[Records]
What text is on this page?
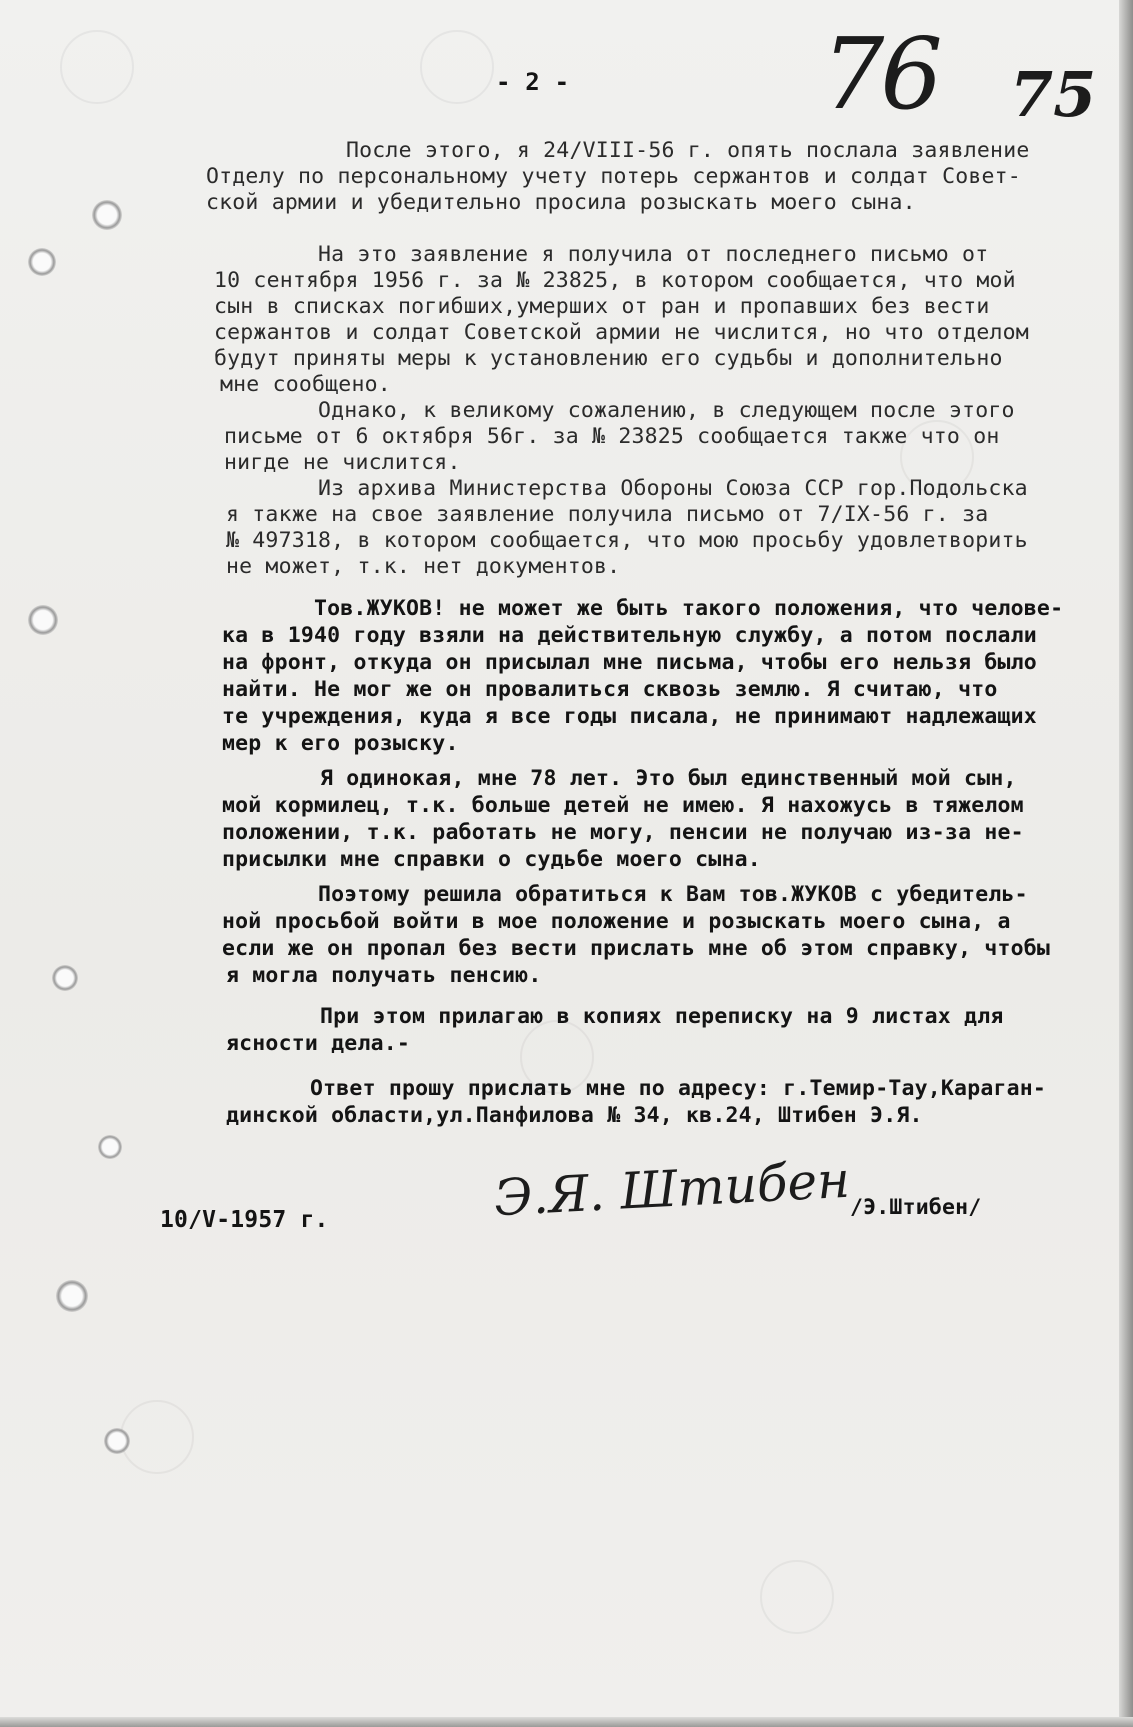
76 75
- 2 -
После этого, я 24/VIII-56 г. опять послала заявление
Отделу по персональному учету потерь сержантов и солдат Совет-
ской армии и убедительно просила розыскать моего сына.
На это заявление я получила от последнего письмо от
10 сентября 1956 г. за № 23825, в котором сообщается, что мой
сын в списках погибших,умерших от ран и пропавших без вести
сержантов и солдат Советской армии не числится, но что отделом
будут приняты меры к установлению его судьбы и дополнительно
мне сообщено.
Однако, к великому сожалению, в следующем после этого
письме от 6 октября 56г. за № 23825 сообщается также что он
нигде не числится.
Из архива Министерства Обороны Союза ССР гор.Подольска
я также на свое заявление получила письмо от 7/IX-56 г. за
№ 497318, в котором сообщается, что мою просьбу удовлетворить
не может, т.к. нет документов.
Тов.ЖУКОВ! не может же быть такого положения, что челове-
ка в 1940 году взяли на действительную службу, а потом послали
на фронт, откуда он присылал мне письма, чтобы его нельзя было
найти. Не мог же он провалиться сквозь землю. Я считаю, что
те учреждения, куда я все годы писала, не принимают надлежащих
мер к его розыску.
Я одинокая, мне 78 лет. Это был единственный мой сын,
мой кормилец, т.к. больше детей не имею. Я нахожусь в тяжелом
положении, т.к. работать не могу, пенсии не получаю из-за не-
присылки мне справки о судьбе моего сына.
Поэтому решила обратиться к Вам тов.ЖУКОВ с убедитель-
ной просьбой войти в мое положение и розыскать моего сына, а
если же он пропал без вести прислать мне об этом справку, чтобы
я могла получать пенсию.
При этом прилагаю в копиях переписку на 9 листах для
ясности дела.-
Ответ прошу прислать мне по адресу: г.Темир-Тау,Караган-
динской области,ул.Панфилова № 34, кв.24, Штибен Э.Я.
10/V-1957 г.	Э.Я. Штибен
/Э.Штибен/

**What the task requires**. Without the pictures, return the entries exactly as they appear.

**Written answer**.
What text is on this page?
76 75
- 2 -
После этого, я 24/VIII-56 г. опять послала заявление
Отделу по персональному учету потерь сержантов и солдат Совет-
ской армии и убедительно просила розыскать моего сына.
На это заявление я получила от последнего письмо от
10 сентября 1956 г. за № 23825, в котором сообщается, что мой
сын в списках погибших,умерших от ран и пропавших без вести
сержантов и солдат Советской армии не числится, но что отделом
будут приняты меры к установлению его судьбы и дополнительно
мне сообщено.
Однако, к великому сожалению, в следующем после этого
письме от 6 октября 56г. за № 23825 сообщается также что он
нигде не числится.
Из архива Министерства Обороны Союза ССР гор.Подольска
я также на свое заявление получила письмо от 7/IX-56 г. за
№ 497318, в котором сообщается, что мою просьбу удовлетворить
не может, т.к. нет документов.
Тов.ЖУКОВ! не может же быть такого положения, что челове-
ка в 1940 году взяли на действительную службу, а потом послали
на фронт, откуда он присылал мне письма, чтобы его нельзя было
найти. Не мог же он провалиться сквозь землю. Я считаю, что
те учреждения, куда я все годы писала, не принимают надлежащих
мер к его розыску.
Я одинокая, мне 78 лет. Это был единственный мой сын,
мой кормилец, т.к. больше детей не имею. Я нахожусь в тяжелом
положении, т.к. работать не могу, пенсии не получаю из-за не-
присылки мне справки о судьбе моего сына.
Поэтому решила обратиться к Вам тов.ЖУКОВ с убедитель-
ной просьбой войти в мое положение и розыскать моего сына, а
если же он пропал без вести прислать мне об этом справку, чтобы
я могла получать пенсию.
При этом прилагаю в копиях переписку на 9 листах для
ясности дела.-
Ответ прошу прислать мне по адресу: г.Темир-Тау,Караган-
динской области,ул.Панфилова № 34, кв.24, Штибен Э.Я.
10/V-1957 г.	Э.Я. Штибен
/Э.Штибен/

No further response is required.